## What to work on:
Going through the material below, please gather all lines with the word "Semiconductor" in them.

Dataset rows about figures

begin

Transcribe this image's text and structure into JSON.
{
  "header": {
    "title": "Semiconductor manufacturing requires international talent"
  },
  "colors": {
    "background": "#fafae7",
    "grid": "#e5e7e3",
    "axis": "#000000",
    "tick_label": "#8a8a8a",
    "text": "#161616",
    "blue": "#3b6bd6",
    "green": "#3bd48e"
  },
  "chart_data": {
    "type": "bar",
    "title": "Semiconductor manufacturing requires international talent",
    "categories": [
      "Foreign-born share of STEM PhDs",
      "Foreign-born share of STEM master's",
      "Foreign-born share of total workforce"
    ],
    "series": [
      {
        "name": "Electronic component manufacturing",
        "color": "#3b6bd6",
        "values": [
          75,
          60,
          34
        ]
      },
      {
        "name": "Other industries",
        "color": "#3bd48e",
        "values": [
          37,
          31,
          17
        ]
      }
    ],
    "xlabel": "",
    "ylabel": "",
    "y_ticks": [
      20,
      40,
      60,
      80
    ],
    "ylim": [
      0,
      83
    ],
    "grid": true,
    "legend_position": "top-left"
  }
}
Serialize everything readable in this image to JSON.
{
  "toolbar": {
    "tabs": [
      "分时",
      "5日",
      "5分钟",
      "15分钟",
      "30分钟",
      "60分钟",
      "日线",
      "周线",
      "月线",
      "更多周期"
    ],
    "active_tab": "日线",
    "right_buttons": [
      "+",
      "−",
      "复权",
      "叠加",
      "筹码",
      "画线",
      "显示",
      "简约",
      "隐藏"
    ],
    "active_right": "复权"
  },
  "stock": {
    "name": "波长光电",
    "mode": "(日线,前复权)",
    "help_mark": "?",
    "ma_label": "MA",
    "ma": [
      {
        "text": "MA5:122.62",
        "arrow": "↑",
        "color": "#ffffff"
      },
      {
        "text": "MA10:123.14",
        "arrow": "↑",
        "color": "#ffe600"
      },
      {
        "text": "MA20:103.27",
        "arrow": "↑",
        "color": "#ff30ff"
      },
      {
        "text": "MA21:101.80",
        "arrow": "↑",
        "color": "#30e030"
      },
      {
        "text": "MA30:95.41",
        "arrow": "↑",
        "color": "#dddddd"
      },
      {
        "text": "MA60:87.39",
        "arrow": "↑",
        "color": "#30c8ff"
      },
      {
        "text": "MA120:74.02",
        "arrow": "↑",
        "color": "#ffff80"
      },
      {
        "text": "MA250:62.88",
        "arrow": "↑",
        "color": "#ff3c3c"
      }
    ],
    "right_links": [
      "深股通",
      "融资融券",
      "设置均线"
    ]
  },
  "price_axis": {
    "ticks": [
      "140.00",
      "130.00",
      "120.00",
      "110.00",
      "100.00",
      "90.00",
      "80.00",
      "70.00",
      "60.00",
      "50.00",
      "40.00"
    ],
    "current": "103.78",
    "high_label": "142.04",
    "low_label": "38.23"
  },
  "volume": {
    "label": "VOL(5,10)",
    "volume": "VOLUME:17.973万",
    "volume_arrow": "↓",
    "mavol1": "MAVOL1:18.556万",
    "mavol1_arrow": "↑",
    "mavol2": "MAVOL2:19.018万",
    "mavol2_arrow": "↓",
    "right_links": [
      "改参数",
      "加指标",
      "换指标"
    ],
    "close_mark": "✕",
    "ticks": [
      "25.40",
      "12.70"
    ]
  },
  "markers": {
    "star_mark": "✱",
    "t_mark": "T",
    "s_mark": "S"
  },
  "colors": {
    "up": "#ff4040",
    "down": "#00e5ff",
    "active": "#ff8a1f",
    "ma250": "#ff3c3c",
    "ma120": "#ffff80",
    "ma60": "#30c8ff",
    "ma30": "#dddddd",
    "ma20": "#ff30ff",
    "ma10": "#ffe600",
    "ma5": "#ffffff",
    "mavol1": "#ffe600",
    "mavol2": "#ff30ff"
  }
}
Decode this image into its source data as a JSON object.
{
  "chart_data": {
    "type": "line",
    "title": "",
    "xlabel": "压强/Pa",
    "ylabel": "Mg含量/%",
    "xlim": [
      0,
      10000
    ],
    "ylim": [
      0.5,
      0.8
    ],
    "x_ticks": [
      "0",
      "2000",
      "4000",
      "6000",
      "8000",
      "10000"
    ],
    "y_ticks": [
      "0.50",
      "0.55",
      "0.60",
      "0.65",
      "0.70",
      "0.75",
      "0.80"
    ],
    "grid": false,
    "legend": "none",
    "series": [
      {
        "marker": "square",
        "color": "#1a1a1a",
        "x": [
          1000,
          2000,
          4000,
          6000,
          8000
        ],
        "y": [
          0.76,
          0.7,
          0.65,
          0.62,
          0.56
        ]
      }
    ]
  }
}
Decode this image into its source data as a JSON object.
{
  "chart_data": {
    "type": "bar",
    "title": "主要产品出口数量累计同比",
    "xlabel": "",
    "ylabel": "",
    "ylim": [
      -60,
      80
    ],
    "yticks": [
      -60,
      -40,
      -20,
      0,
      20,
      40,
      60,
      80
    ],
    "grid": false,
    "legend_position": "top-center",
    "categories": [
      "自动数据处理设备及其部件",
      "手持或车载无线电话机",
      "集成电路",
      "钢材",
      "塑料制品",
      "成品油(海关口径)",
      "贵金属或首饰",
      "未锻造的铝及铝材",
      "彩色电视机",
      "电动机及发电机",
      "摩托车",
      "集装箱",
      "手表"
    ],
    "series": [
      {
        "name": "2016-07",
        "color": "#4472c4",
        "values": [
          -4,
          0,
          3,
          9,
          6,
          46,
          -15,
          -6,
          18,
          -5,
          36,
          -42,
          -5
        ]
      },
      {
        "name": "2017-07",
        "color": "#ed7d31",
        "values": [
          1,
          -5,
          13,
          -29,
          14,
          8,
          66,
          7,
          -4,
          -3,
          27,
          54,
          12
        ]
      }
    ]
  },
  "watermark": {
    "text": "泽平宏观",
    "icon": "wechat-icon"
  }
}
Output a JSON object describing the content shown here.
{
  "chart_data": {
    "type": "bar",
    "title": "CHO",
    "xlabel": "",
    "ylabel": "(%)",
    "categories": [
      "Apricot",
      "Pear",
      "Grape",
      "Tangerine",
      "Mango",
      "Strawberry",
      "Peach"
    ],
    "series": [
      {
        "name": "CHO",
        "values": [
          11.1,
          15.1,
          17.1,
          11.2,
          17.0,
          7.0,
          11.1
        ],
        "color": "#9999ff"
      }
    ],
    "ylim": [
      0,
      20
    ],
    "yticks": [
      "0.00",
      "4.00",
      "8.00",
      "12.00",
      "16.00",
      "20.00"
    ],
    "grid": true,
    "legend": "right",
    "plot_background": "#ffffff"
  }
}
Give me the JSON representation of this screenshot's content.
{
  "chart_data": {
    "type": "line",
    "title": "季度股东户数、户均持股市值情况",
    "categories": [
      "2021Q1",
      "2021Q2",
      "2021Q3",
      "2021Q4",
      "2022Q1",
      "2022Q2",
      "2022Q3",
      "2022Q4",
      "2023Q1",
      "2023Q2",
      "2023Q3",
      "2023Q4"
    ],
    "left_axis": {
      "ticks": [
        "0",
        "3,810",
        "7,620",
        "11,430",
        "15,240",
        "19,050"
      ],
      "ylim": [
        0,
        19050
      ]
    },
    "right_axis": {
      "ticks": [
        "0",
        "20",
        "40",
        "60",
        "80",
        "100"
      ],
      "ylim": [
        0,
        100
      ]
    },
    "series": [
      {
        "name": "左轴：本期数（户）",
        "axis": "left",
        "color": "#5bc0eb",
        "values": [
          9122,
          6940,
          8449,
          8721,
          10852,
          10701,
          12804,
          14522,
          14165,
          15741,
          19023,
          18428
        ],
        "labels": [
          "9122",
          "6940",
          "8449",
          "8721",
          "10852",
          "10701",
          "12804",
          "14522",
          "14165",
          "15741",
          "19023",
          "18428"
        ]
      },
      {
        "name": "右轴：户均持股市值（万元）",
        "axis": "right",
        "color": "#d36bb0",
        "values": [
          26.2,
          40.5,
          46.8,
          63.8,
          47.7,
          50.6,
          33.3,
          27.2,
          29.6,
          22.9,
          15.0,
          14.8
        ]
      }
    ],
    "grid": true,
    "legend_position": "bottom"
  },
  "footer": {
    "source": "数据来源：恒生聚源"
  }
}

end

## Answer for this exercise:
    "title": "Semiconductor manufacturing requires international talent"
    "title": "Semiconductor manufacturing requires international talent",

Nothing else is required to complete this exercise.